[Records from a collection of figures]
• • • • •
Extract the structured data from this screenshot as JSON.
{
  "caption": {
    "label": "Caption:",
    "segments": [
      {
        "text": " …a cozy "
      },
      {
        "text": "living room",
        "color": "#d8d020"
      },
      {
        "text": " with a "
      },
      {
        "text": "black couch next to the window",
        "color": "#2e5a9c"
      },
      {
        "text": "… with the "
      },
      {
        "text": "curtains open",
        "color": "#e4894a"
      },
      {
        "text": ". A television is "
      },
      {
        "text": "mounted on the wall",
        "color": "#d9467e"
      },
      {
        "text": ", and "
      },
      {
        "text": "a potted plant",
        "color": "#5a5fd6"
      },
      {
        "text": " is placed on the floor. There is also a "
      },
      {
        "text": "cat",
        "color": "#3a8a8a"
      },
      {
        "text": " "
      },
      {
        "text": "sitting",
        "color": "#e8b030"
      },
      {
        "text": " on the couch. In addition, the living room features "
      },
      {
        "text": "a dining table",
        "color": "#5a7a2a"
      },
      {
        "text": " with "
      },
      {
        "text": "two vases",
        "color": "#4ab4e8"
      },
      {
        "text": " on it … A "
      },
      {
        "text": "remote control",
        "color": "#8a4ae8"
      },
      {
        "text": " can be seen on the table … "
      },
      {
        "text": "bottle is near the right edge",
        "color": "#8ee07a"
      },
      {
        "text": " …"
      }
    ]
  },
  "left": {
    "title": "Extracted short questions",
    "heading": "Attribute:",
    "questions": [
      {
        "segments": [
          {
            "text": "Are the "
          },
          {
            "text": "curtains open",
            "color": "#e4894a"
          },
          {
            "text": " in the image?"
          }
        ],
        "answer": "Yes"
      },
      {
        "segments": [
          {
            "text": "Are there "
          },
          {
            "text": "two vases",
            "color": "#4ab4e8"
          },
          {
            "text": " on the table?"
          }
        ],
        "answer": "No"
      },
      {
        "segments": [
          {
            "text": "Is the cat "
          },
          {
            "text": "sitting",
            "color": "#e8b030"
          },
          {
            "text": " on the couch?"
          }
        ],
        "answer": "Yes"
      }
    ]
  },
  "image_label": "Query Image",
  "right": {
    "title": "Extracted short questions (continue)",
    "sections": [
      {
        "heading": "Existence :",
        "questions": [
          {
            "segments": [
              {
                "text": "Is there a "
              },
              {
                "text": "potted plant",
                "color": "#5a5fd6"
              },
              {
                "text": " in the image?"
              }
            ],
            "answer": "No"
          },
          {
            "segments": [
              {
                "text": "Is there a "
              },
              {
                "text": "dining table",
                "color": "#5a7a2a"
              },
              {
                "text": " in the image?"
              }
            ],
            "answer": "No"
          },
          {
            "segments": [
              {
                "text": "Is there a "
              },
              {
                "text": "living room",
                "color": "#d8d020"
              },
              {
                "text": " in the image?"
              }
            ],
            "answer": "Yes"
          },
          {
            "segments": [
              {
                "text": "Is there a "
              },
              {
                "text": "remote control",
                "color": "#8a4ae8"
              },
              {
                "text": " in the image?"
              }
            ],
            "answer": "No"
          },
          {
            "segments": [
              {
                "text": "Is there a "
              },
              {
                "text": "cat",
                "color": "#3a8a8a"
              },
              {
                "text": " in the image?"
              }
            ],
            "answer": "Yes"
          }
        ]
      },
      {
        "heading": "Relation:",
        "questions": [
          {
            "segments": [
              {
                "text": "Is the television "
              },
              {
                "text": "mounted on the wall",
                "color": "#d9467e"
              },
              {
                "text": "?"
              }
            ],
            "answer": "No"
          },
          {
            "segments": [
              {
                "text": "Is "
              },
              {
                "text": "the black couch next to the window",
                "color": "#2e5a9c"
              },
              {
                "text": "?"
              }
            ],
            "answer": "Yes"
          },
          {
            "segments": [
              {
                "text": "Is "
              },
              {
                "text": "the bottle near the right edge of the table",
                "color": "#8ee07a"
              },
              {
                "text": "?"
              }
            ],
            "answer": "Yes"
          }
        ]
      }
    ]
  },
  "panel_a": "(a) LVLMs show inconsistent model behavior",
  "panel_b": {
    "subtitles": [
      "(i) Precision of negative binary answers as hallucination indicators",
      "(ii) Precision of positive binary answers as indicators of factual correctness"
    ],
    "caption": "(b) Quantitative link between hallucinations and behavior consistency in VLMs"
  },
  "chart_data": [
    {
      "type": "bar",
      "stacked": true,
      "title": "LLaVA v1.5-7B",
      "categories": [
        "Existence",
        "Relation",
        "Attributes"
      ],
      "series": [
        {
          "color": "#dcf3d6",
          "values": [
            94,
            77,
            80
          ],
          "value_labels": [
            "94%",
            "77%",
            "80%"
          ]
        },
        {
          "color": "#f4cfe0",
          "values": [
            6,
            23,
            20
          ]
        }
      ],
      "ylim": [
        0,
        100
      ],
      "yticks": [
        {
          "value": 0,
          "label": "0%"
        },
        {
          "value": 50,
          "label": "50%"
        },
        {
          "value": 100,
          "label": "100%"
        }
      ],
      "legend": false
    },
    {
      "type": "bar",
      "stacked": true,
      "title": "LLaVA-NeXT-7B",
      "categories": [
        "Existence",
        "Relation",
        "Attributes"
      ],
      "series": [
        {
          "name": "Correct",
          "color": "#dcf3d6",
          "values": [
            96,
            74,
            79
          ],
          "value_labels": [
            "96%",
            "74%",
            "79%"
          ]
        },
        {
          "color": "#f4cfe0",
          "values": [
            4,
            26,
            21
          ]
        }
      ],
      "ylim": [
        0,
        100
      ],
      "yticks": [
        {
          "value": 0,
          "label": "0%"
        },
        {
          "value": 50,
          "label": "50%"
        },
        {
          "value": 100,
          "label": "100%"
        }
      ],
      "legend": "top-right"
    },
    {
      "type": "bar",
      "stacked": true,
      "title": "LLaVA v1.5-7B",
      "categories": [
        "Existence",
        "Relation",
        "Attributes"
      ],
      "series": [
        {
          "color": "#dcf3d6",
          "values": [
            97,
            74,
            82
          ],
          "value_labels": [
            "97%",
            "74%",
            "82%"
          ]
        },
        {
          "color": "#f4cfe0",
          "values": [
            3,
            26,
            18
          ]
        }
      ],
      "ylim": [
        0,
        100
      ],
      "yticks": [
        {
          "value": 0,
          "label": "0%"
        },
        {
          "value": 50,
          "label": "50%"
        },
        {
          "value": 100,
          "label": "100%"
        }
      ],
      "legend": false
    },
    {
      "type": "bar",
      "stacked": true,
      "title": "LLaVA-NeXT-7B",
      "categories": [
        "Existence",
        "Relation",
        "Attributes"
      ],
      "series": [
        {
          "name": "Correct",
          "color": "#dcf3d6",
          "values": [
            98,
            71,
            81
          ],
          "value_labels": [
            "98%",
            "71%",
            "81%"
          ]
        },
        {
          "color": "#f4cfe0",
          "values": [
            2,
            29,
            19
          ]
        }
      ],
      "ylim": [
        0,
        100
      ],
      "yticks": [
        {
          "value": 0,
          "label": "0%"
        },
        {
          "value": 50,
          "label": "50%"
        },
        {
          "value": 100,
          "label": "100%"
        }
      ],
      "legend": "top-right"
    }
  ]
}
• • • • •
WHAT THIS TASK INVOLVES: Report the number of lines above containing the word "living", with no other text.

RESULT OF THIS TASK: 3